---------- EXERCISE MATERIALS ----------
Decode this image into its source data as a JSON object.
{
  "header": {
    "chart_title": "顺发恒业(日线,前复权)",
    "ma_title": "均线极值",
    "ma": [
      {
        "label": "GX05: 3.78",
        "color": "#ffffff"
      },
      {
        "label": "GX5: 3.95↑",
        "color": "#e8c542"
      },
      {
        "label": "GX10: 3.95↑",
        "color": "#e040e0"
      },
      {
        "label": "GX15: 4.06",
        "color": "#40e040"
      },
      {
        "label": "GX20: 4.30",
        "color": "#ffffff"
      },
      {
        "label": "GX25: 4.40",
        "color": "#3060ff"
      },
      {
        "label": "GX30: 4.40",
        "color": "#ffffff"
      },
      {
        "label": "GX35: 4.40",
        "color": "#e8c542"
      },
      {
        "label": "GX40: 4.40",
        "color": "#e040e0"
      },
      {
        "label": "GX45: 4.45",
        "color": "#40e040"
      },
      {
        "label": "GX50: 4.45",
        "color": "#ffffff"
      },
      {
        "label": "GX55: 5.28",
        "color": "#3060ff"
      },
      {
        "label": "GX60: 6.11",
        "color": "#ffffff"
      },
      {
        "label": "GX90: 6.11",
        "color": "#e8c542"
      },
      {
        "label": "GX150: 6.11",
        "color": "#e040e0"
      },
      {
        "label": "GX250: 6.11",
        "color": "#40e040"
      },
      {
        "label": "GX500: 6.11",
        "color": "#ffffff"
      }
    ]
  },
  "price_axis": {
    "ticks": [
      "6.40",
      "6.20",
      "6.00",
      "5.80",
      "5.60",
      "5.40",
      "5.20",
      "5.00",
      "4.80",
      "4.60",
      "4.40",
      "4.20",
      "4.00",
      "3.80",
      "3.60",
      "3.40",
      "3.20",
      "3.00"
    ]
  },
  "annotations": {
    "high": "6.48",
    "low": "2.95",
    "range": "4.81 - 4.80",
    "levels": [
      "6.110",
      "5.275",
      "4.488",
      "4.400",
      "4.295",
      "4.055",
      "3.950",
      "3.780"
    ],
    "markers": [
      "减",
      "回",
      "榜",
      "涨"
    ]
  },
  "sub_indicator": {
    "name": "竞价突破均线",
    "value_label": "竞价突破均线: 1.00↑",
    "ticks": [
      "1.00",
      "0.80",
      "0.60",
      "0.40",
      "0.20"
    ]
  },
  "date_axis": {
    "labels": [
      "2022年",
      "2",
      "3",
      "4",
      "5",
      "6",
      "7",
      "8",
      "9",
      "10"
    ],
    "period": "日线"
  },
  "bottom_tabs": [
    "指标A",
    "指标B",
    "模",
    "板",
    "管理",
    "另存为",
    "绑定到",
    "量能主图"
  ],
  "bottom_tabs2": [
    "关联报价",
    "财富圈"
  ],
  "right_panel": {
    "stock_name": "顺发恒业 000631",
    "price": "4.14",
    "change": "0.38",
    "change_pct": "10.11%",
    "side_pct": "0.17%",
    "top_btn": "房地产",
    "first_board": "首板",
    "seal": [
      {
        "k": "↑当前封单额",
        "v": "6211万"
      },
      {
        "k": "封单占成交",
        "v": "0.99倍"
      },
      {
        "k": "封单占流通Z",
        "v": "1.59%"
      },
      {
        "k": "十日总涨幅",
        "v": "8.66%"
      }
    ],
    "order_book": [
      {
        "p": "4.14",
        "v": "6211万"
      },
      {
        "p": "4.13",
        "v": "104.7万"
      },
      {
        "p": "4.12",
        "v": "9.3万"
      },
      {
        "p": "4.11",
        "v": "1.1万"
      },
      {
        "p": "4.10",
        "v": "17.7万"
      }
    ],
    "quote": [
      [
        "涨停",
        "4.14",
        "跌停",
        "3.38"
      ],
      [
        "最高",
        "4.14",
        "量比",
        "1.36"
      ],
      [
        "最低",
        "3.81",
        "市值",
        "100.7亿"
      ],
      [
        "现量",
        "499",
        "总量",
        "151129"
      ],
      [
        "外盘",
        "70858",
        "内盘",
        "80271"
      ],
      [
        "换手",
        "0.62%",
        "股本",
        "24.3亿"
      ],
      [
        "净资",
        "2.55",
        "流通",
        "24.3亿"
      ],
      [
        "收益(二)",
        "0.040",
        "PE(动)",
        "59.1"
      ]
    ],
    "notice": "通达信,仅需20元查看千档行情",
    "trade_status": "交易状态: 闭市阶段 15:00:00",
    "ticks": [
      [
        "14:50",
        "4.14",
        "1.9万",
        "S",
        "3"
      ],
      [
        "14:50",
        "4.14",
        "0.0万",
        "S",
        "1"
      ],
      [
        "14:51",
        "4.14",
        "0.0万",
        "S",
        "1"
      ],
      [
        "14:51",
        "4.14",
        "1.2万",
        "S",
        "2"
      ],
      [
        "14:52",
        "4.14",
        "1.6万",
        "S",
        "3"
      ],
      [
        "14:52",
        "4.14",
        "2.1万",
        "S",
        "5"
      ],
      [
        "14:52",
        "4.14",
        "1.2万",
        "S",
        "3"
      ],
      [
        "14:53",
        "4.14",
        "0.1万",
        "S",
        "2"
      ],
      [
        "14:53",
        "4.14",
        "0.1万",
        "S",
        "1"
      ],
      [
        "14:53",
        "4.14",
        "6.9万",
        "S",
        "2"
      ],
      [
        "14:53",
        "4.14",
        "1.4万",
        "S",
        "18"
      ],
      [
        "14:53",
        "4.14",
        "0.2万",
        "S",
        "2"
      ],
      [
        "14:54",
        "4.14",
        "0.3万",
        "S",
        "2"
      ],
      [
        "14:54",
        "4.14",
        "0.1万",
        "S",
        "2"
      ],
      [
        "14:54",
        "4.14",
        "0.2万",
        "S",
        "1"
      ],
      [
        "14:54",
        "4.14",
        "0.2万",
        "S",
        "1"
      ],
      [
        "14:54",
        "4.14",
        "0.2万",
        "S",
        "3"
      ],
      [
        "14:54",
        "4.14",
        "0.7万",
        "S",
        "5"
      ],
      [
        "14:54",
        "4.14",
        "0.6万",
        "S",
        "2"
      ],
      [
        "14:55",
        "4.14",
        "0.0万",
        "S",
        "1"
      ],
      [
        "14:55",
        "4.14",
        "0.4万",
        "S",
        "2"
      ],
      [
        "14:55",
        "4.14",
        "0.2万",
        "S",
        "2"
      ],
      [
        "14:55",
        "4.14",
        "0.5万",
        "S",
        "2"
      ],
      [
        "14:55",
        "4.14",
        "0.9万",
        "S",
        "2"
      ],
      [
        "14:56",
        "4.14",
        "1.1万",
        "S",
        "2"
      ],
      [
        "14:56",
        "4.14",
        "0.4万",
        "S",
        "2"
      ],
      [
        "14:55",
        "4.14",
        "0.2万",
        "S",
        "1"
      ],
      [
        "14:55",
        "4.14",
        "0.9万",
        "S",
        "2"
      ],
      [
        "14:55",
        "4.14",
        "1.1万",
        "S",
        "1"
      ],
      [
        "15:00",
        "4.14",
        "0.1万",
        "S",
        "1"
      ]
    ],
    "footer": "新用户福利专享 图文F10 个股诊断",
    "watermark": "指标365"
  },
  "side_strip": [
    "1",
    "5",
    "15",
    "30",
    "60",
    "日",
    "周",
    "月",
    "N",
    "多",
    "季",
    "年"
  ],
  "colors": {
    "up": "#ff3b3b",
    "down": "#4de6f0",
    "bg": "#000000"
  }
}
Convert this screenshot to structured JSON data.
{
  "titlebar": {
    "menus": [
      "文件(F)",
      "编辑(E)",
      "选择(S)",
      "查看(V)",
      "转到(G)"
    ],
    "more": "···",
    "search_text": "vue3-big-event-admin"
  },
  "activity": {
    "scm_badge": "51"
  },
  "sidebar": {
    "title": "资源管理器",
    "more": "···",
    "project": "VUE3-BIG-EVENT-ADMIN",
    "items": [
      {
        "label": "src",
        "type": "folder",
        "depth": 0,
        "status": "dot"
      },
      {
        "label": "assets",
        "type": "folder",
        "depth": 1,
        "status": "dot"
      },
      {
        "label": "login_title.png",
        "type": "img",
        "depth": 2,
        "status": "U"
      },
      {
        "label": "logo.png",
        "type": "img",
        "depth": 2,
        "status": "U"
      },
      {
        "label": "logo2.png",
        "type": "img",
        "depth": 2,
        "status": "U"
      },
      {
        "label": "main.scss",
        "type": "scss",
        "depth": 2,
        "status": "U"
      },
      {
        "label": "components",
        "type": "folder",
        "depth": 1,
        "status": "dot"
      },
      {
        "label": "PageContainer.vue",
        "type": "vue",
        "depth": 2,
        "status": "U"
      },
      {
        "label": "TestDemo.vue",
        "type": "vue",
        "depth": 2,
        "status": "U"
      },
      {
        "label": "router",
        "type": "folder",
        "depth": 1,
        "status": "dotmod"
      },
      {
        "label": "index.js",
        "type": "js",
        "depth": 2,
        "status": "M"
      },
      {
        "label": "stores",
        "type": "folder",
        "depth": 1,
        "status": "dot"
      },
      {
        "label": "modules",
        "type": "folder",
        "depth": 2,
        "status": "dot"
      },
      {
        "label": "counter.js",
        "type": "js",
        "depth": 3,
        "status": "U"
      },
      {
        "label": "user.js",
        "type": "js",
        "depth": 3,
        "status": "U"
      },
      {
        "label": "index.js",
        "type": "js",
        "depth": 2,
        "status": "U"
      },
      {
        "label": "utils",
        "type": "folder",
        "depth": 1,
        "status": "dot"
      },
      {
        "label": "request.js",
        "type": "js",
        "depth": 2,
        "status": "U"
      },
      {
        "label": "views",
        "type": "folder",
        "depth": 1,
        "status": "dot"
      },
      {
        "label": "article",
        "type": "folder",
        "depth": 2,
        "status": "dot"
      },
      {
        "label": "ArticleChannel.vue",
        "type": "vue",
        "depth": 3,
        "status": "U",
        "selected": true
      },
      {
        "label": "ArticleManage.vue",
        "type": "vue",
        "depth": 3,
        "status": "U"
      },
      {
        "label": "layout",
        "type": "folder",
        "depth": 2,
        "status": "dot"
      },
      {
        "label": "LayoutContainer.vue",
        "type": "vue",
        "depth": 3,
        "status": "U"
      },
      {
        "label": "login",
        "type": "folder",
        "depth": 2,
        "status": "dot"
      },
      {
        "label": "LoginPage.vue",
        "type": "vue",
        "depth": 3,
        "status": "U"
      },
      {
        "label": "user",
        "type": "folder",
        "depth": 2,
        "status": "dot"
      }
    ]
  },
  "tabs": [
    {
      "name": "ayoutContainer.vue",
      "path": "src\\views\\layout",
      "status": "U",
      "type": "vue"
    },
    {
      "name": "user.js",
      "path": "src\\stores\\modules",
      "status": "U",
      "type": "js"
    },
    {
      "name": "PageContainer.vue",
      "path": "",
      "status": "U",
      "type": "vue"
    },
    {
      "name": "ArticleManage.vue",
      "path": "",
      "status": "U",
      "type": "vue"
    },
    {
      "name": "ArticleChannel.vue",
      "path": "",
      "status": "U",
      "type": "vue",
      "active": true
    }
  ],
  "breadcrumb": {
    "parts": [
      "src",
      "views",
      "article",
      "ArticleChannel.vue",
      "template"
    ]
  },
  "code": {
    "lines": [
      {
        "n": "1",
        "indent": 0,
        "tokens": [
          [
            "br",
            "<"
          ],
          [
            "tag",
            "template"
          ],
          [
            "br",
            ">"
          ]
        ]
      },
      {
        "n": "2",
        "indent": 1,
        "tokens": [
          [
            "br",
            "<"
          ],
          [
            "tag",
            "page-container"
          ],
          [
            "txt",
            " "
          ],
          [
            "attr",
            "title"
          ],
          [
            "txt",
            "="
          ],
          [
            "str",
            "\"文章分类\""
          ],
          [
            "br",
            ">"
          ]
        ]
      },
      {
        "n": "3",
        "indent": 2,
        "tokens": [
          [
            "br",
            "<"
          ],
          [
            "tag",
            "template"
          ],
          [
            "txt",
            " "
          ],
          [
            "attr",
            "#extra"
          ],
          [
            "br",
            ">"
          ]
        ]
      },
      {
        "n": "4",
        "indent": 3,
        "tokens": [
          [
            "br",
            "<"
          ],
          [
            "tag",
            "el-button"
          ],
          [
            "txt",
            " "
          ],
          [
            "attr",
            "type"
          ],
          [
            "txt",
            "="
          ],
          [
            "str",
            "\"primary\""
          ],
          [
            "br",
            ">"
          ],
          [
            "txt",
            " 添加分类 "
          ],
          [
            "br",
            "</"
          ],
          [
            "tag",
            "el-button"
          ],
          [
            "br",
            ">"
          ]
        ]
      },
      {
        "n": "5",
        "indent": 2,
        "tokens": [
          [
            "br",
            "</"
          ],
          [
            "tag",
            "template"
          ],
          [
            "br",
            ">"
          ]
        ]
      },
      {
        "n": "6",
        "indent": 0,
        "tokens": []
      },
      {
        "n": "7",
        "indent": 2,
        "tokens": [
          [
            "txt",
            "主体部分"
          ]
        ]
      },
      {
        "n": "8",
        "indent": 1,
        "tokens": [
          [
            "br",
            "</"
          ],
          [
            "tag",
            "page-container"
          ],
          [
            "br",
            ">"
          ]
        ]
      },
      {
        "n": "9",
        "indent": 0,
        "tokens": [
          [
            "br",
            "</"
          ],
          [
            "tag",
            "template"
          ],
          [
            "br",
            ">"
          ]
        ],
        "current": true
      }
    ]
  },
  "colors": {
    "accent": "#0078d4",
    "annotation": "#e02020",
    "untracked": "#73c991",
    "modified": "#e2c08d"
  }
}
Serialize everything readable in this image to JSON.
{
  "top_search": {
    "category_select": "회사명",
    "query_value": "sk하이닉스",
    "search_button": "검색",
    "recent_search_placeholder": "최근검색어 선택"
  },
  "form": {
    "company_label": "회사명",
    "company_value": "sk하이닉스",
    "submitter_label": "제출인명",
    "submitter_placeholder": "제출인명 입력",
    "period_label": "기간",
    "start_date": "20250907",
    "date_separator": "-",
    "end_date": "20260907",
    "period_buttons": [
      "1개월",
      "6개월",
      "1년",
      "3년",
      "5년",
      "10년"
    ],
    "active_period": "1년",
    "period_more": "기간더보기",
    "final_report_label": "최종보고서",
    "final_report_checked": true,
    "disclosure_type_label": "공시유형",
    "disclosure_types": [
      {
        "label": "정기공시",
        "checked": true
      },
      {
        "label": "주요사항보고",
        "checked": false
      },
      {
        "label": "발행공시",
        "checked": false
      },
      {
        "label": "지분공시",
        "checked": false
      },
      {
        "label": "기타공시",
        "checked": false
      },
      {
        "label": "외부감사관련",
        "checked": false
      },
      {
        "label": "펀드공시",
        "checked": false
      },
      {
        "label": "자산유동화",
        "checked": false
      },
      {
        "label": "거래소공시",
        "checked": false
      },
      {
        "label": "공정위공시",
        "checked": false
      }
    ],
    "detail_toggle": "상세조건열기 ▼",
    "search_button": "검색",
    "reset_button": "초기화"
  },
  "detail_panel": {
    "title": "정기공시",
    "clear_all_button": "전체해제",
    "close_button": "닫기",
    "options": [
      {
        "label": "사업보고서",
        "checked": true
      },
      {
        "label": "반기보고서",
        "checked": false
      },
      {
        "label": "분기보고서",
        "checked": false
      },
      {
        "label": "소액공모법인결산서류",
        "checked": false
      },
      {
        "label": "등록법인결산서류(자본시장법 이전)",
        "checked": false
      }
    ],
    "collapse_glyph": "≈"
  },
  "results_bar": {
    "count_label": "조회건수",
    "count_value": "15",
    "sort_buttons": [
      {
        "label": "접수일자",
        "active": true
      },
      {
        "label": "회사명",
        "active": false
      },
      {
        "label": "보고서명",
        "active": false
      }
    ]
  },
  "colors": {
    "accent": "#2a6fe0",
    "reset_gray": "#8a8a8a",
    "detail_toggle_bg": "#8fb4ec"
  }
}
----------
◆ WHAT YOU NEED TO DO: Tally the lines containing "JSON". Provide the number without any other words.

◆ WORKED ANSWER: 3